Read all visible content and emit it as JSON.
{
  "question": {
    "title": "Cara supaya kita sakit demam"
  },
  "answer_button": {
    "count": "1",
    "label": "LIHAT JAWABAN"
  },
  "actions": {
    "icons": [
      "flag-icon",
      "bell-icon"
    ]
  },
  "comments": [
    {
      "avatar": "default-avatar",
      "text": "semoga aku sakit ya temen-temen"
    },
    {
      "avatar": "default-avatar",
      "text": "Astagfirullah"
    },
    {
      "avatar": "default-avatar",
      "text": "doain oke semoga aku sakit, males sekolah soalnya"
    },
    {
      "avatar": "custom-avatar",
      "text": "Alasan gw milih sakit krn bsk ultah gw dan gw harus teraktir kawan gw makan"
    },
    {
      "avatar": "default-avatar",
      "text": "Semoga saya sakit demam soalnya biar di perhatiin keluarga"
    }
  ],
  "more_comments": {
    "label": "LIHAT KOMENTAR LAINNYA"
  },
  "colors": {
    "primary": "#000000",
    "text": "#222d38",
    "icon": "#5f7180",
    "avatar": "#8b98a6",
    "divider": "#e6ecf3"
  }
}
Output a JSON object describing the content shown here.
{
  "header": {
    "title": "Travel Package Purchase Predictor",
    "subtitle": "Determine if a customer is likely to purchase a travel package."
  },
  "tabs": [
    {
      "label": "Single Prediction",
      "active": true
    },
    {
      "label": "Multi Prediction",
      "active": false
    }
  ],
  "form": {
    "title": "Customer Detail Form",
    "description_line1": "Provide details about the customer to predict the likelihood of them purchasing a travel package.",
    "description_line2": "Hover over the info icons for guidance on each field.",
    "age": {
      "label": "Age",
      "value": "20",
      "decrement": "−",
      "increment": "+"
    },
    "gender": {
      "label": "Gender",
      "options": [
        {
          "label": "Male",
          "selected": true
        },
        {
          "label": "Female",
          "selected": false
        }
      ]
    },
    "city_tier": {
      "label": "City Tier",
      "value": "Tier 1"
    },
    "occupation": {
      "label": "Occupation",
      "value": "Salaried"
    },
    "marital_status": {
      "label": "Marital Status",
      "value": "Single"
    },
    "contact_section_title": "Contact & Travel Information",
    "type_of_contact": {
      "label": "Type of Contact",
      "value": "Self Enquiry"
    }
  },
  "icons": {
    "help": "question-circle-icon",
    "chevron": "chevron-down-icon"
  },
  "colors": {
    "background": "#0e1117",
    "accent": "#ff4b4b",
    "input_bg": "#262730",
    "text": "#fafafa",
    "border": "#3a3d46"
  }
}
--*--
> **Short problem**
Copy all of the material word for word.

> **Solution for this task**
Read all visible content and emit it as JSON.
{
  "question": {
    "title": "Cara supaya kita sakit demam"
  },
  "answer_button": {
    "count": "1",
    "label": "LIHAT JAWABAN"
  },
  "actions": {
    "icons": [
      "flag-icon",
      "bell-icon"
    ]
  },
  "comments": [
    {
      "avatar": "default-avatar",
      "text": "semoga aku sakit ya temen-temen"
    },
    {
      "avatar": "default-avatar",
      "text": "Astagfirullah"
    },
    {
      "avatar": "default-avatar",
      "text": "doain oke semoga aku sakit, males sekolah soalnya"
    },
    {
      "avatar": "custom-avatar",
      "text": "Alasan gw milih sakit krn bsk ultah gw dan gw harus teraktir kawan gw makan"
    },
    {
      "avatar": "default-avatar",
      "text": "Semoga saya sakit demam soalnya biar di perhatiin keluarga"
    }
  ],
  "more_comments": {
    "label": "LIHAT KOMENTAR LAINNYA"
  },
  "colors": {
    "primary": "#000000",
    "text": "#222d38",
    "icon": "#5f7180",
    "avatar": "#8b98a6",
    "divider": "#e6ecf3"
  }
}
Output a JSON object describing the content shown here.
{
  "header": {
    "title": "Travel Package Purchase Predictor",
    "subtitle": "Determine if a customer is likely to purchase a travel package."
  },
  "tabs": [
    {
      "label": "Single Prediction",
      "active": true
    },
    {
      "label": "Multi Prediction",
      "active": false
    }
  ],
  "form": {
    "title": "Customer Detail Form",
    "description_line1": "Provide details about the customer to predict the likelihood of them purchasing a travel package.",
    "description_line2": "Hover over the info icons for guidance on each field.",
    "age": {
      "label": "Age",
      "value": "20",
      "decrement": "−",
      "increment": "+"
    },
    "gender": {
      "label": "Gender",
      "options": [
        {
          "label": "Male",
          "selected": true
        },
        {
          "label": "Female",
          "selected": false
        }
      ]
    },
    "city_tier": {
      "label": "City Tier",
      "value": "Tier 1"
    },
    "occupation": {
      "label": "Occupation",
      "value": "Salaried"
    },
    "marital_status": {
      "label": "Marital Status",
      "value": "Single"
    },
    "contact_section_title": "Contact & Travel Information",
    "type_of_contact": {
      "label": "Type of Contact",
      "value": "Self Enquiry"
    }
  },
  "icons": {
    "help": "question-circle-icon",
    "chevron": "chevron-down-icon"
  },
  "colors": {
    "background": "#0e1117",
    "accent": "#ff4b4b",
    "input_bg": "#262730",
    "text": "#fafafa",
    "border": "#3a3d46"
  }
}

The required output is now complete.